> Material:
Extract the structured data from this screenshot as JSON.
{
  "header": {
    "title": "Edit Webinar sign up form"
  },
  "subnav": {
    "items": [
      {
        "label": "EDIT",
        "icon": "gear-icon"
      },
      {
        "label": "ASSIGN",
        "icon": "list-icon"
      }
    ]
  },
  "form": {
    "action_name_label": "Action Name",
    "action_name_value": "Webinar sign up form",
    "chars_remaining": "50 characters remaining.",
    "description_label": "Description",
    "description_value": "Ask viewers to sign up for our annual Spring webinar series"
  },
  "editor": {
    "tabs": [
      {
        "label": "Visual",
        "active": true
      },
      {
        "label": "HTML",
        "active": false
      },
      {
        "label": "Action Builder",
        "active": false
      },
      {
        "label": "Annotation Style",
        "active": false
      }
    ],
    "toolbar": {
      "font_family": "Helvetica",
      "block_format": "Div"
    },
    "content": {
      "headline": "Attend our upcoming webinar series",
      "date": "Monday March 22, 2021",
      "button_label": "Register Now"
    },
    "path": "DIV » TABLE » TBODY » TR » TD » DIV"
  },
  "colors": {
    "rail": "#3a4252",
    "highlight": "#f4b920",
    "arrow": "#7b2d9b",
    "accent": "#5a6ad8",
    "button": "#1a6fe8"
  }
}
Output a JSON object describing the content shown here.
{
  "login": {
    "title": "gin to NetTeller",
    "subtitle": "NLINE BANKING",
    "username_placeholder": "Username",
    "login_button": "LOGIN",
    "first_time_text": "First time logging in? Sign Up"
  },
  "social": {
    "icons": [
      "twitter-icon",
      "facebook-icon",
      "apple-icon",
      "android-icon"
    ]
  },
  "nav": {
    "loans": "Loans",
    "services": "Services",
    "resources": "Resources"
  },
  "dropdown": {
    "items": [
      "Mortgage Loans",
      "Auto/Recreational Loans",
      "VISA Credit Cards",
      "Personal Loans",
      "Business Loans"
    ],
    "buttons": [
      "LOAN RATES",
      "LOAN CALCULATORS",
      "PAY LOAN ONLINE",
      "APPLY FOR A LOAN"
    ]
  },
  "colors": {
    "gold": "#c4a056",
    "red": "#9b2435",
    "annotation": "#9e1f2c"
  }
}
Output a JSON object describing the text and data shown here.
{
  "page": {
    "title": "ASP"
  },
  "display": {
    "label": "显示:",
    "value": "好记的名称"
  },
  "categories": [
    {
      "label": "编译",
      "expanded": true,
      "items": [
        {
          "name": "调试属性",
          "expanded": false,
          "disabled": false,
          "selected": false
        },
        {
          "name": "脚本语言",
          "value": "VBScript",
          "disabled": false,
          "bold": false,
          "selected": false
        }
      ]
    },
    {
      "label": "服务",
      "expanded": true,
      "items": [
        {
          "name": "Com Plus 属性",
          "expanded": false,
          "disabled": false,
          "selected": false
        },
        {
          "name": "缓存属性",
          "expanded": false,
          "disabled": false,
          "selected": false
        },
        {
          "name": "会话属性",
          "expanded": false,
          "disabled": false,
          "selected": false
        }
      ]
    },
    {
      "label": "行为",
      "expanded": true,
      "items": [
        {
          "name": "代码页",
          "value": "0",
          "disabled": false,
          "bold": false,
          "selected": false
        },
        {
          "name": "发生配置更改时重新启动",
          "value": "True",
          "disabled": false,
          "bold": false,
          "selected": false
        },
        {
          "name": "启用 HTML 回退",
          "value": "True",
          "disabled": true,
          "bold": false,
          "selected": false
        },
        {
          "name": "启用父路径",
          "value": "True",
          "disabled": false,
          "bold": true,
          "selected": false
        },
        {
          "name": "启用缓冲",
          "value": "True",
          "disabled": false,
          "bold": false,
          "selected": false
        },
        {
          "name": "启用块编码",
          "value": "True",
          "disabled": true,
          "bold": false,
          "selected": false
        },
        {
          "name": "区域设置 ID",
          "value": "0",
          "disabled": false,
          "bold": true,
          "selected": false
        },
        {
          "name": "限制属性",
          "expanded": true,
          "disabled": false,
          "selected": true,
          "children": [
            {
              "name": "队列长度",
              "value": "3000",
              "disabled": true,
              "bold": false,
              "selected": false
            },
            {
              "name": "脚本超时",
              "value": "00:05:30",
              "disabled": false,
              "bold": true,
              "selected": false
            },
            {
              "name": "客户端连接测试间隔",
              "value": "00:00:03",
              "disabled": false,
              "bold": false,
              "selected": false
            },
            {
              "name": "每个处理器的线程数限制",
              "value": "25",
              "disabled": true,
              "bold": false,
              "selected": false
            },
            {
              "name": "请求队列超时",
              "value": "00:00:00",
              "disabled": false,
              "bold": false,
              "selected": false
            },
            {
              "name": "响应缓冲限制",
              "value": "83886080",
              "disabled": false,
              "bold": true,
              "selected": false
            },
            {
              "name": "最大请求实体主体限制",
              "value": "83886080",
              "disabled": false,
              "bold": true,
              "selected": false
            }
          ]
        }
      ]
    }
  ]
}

> Set exercise: Output all preceding records character for character.

> Response:
Extract the structured data from this screenshot as JSON.
{
  "header": {
    "title": "Edit Webinar sign up form"
  },
  "subnav": {
    "items": [
      {
        "label": "EDIT",
        "icon": "gear-icon"
      },
      {
        "label": "ASSIGN",
        "icon": "list-icon"
      }
    ]
  },
  "form": {
    "action_name_label": "Action Name",
    "action_name_value": "Webinar sign up form",
    "chars_remaining": "50 characters remaining.",
    "description_label": "Description",
    "description_value": "Ask viewers to sign up for our annual Spring webinar series"
  },
  "editor": {
    "tabs": [
      {
        "label": "Visual",
        "active": true
      },
      {
        "label": "HTML",
        "active": false
      },
      {
        "label": "Action Builder",
        "active": false
      },
      {
        "label": "Annotation Style",
        "active": false
      }
    ],
    "toolbar": {
      "font_family": "Helvetica",
      "block_format": "Div"
    },
    "content": {
      "headline": "Attend our upcoming webinar series",
      "date": "Monday March 22, 2021",
      "button_label": "Register Now"
    },
    "path": "DIV » TABLE » TBODY » TR » TD » DIV"
  },
  "colors": {
    "rail": "#3a4252",
    "highlight": "#f4b920",
    "arrow": "#7b2d9b",
    "accent": "#5a6ad8",
    "button": "#1a6fe8"
  }
}
Output a JSON object describing the content shown here.
{
  "login": {
    "title": "gin to NetTeller",
    "subtitle": "NLINE BANKING",
    "username_placeholder": "Username",
    "login_button": "LOGIN",
    "first_time_text": "First time logging in? Sign Up"
  },
  "social": {
    "icons": [
      "twitter-icon",
      "facebook-icon",
      "apple-icon",
      "android-icon"
    ]
  },
  "nav": {
    "loans": "Loans",
    "services": "Services",
    "resources": "Resources"
  },
  "dropdown": {
    "items": [
      "Mortgage Loans",
      "Auto/Recreational Loans",
      "VISA Credit Cards",
      "Personal Loans",
      "Business Loans"
    ],
    "buttons": [
      "LOAN RATES",
      "LOAN CALCULATORS",
      "PAY LOAN ONLINE",
      "APPLY FOR A LOAN"
    ]
  },
  "colors": {
    "gold": "#c4a056",
    "red": "#9b2435",
    "annotation": "#9e1f2c"
  }
}
Output a JSON object describing the text and data shown here.
{
  "page": {
    "title": "ASP"
  },
  "display": {
    "label": "显示:",
    "value": "好记的名称"
  },
  "categories": [
    {
      "label": "编译",
      "expanded": true,
      "items": [
        {
          "name": "调试属性",
          "expanded": false,
          "disabled": false,
          "selected": false
        },
        {
          "name": "脚本语言",
          "value": "VBScript",
          "disabled": false,
          "bold": false,
          "selected": false
        }
      ]
    },
    {
      "label": "服务",
      "expanded": true,
      "items": [
        {
          "name": "Com Plus 属性",
          "expanded": false,
          "disabled": false,
          "selected": false
        },
        {
          "name": "缓存属性",
          "expanded": false,
          "disabled": false,
          "selected": false
        },
        {
          "name": "会话属性",
          "expanded": false,
          "disabled": false,
          "selected": false
        }
      ]
    },
    {
      "label": "行为",
      "expanded": true,
      "items": [
        {
          "name": "代码页",
          "value": "0",
          "disabled": false,
          "bold": false,
          "selected": false
        },
        {
          "name": "发生配置更改时重新启动",
          "value": "True",
          "disabled": false,
          "bold": false,
          "selected": false
        },
        {
          "name": "启用 HTML 回退",
          "value": "True",
          "disabled": true,
          "bold": false,
          "selected": false
        },
        {
          "name": "启用父路径",
          "value": "True",
          "disabled": false,
          "bold": true,
          "selected": false
        },
        {
          "name": "启用缓冲",
          "value": "True",
          "disabled": false,
          "bold": false,
          "selected": false
        },
        {
          "name": "启用块编码",
          "value": "True",
          "disabled": true,
          "bold": false,
          "selected": false
        },
        {
          "name": "区域设置 ID",
          "value": "0",
          "disabled": false,
          "bold": true,
          "selected": false
        },
        {
          "name": "限制属性",
          "expanded": true,
          "disabled": false,
          "selected": true,
          "children": [
            {
              "name": "队列长度",
              "value": "3000",
              "disabled": true,
              "bold": false,
              "selected": false
            },
            {
              "name": "脚本超时",
              "value": "00:05:30",
              "disabled": false,
              "bold": true,
              "selected": false
            },
            {
              "name": "客户端连接测试间隔",
              "value": "00:00:03",
              "disabled": false,
              "bold": false,
              "selected": false
            },
            {
              "name": "每个处理器的线程数限制",
              "value": "25",
              "disabled": true,
              "bold": false,
              "selected": false
            },
            {
              "name": "请求队列超时",
              "value": "00:00:00",
              "disabled": false,
              "bold": false,
              "selected": false
            },
            {
              "name": "响应缓冲限制",
              "value": "83886080",
              "disabled": false,
              "bold": true,
              "selected": false
            },
            {
              "name": "最大请求实体主体限制",
              "value": "83886080",
              "disabled": false,
              "bold": true,
              "selected": false
            }
          ]
        }
      ]
    }
  ]
}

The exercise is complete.